■ **Task to carry out**
Your task is to repeat all of the data exactly while excluding the pictures.

Entries taken from a collection
*****

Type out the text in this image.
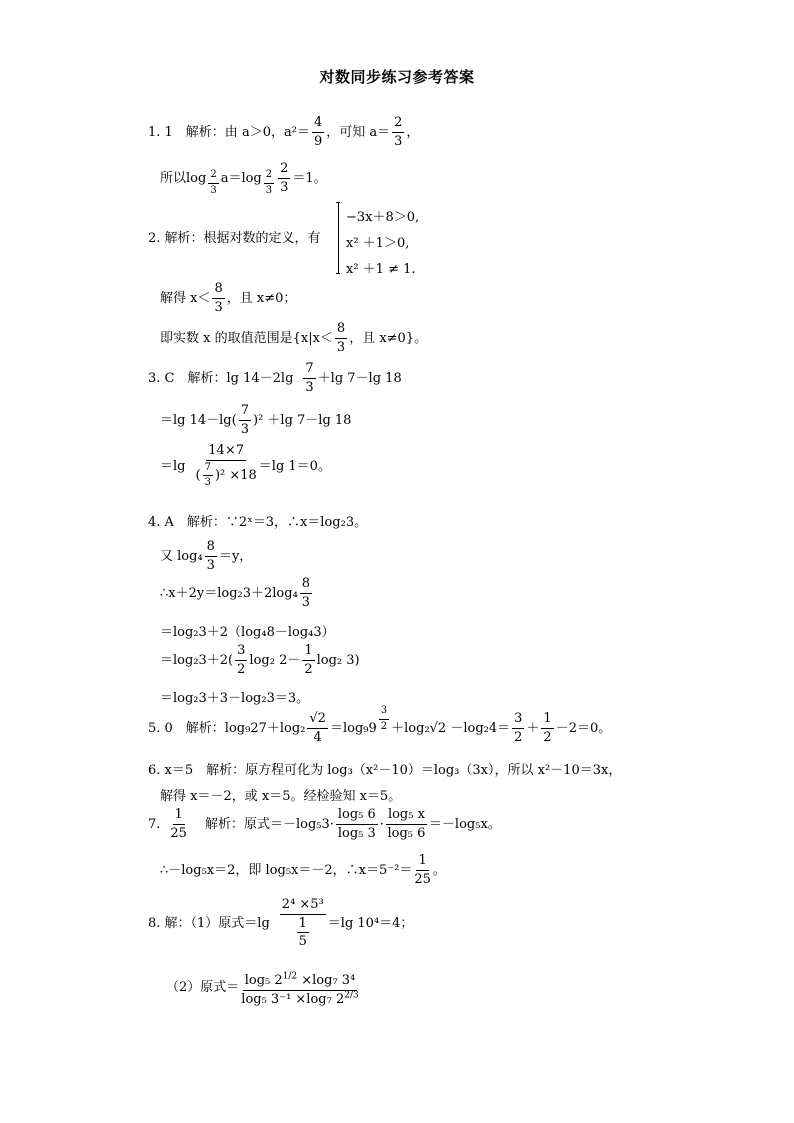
对数同步练习参考答案
1. 1　解析：由 a＞0，$a^2= \frac{4}{9}$ ，可知 $a= \frac{2}{3}$ ，
所以$\log \frac{2}{3} a=\log \frac{2}{3} \frac{2}{3} =1$。
2. 解析：根据对数的定义，有
−3x＋8＞0,
x² ＋1＞0,
x² ＋1 ≠ 1.
解得 $x< \frac{8}{3}$ ，且 x≠0；
即实数 x 的取值范围是{$x|x< \frac{8}{3}$ ，且 x≠0}。
3. C　解析：$\lg 14-2\lg \frac{7}{3} +\lg$ 7－lg 18
＝lg $14-\lg( \frac{7}{3} )^2 +\lg$ 7－lg 18
$=\lg \frac{14\times 7}{( \frac{7}{3} )^2 \times 18} =\lg$ 1＝0。
4. A　解析：∵2ˣ＝3，∴x＝log₂3。
又 $\log_4 \frac{8}{3} =y$，
∴x＋2y＝log₂3＋2log₄ $\frac{8}{3}$
＝log₂3＋2（log₄8－log₄3）
$=\log_23+2( \frac{3}{2} \log_2$ $2- \frac{1}{2} \log_2$ 3)
＝log₂3＋3－log₂3＝3。
5. 0　解析：$\log_927+\log_2 \frac{√2}{4} =\log_99 \frac{3}{2} +\log_2√2 -\log_24= \frac{3}{2} + \frac{1}{2} -2=0$。
6. x＝5　解析：原方程可化为 log₃（x²－10）＝log₃（3x），所以 x²－10＝3x，
解得 x＝－2，或 x＝5。经检验知 x＝5。
7. $\frac{1}{25}$ 解析：原式$=-\log_53\cdot \frac{\text{log₅ 6}}{\text{log₅ 3}} \cdot \frac{\text{log₅ x}}{\text{log₅ 6}} =-\log_5x$。
∴－log₅x＝2，即 log₅x＝－2，∴x＝5⁻²＝ $\frac{1}{25}$ 。
8. 解：（1）原式$=\lg \frac{\text{2⁴ ×5³}}{\frac{1}{5}} =\lg$ 10⁴＝4；
（2）原式＝ $\frac{\log_5 2^{1/2} \times\log_7 3^4}{\log_5 3^{-1} \times\log_7 2^{2/3}}$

*****

■ **Task response**
Type out the text in this image.
对数同步练习参考答案
1. 1　解析：由 a＞0，$a^2= \frac{4}{9}$ ，可知 $a= \frac{2}{3}$ ，
所以$\log \frac{2}{3} a=\log \frac{2}{3} \frac{2}{3} =1$。
2. 解析：根据对数的定义，有
−3x＋8＞0,
x² ＋1＞0,
x² ＋1 ≠ 1.
解得 $x< \frac{8}{3}$ ，且 x≠0；
即实数 x 的取值范围是{$x|x< \frac{8}{3}$ ，且 x≠0}。
3. C　解析：$\lg 14-2\lg \frac{7}{3} +\lg$ 7－lg 18
＝lg $14-\lg( \frac{7}{3} )^2 +\lg$ 7－lg 18
$=\lg \frac{14\times 7}{( \frac{7}{3} )^2 \times 18} =\lg$ 1＝0。
4. A　解析：∵2ˣ＝3，∴x＝log₂3。
又 $\log_4 \frac{8}{3} =y$，
∴x＋2y＝log₂3＋2log₄ $\frac{8}{3}$
＝log₂3＋2（log₄8－log₄3）
$=\log_23+2( \frac{3}{2} \log_2$ $2- \frac{1}{2} \log_2$ 3)
＝log₂3＋3－log₂3＝3。
5. 0　解析：$\log_927+\log_2 \frac{√2}{4} =\log_99 \frac{3}{2} +\log_2√2 -\log_24= \frac{3}{2} + \frac{1}{2} -2=0$。
6. x＝5　解析：原方程可化为 log₃（x²－10）＝log₃（3x），所以 x²－10＝3x，
解得 x＝－2，或 x＝5。经检验知 x＝5。
7. $\frac{1}{25}$ 解析：原式$=-\log_53\cdot \frac{\text{log₅ 6}}{\text{log₅ 3}} \cdot \frac{\text{log₅ x}}{\text{log₅ 6}} =-\log_5x$。
∴－log₅x＝2，即 log₅x＝－2，∴x＝5⁻²＝ $\frac{1}{25}$ 。
8. 解：（1）原式$=\lg \frac{\text{2⁴ ×5³}}{\frac{1}{5}} =\lg$ 10⁴＝4；
（2）原式＝ $\frac{\log_5 2^{1/2} \times\log_7 3^4}{\log_5 3^{-1} \times\log_7 2^{2/3}}$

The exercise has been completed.